*Written task*
Go through the entries below and pick out every line with "esetben".

Extracted data entries:
++++++++
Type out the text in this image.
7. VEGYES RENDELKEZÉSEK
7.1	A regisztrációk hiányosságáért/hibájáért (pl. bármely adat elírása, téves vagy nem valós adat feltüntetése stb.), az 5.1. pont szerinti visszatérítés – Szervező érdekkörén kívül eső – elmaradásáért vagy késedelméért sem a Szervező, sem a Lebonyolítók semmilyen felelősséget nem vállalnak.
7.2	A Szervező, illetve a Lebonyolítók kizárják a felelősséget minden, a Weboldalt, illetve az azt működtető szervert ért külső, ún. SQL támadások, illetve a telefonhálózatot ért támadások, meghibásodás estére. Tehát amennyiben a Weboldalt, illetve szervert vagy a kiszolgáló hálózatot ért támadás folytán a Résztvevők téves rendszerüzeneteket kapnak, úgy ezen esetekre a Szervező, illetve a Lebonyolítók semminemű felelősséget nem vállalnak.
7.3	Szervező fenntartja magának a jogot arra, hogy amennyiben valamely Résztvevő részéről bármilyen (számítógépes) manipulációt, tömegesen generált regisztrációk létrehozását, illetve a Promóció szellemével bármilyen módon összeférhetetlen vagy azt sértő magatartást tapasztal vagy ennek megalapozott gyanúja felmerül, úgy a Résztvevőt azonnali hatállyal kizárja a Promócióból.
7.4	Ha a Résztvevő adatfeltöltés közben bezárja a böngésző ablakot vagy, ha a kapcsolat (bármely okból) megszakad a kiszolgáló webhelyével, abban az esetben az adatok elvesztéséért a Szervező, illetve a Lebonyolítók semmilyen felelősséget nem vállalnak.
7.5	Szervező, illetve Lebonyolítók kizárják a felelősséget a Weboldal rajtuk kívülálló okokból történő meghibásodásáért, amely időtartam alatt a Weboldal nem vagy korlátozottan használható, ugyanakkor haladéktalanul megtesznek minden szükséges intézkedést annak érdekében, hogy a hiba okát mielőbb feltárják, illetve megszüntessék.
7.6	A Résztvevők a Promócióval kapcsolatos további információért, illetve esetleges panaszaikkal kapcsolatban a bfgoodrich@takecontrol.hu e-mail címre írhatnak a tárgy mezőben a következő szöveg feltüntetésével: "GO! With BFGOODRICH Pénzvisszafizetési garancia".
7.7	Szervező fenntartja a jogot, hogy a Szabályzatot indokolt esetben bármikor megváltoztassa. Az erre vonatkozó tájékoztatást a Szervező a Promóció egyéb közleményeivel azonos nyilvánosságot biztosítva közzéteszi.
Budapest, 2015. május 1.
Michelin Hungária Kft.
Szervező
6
++++++++
*Task result*
7.4	Ha a Résztvevő adatfeltöltés közben bezárja a böngésző ablakot vagy, ha a kapcsolat (bármely okból) megszakad a kiszolgáló webhelyével, abban az esetben az adatok elvesztéséért a Szervező, illetve a Lebonyolítók semmilyen felelősséget nem vállalnak.
7.7	Szervező fenntartja a jogot, hogy a Szabályzatot indokolt esetben bármikor megváltoztassa. Az erre vonatkozó tájékoztatást a Szervező a Promóció egyéb közleményeivel azonos nyilvánosságot biztosítva közzéteszi.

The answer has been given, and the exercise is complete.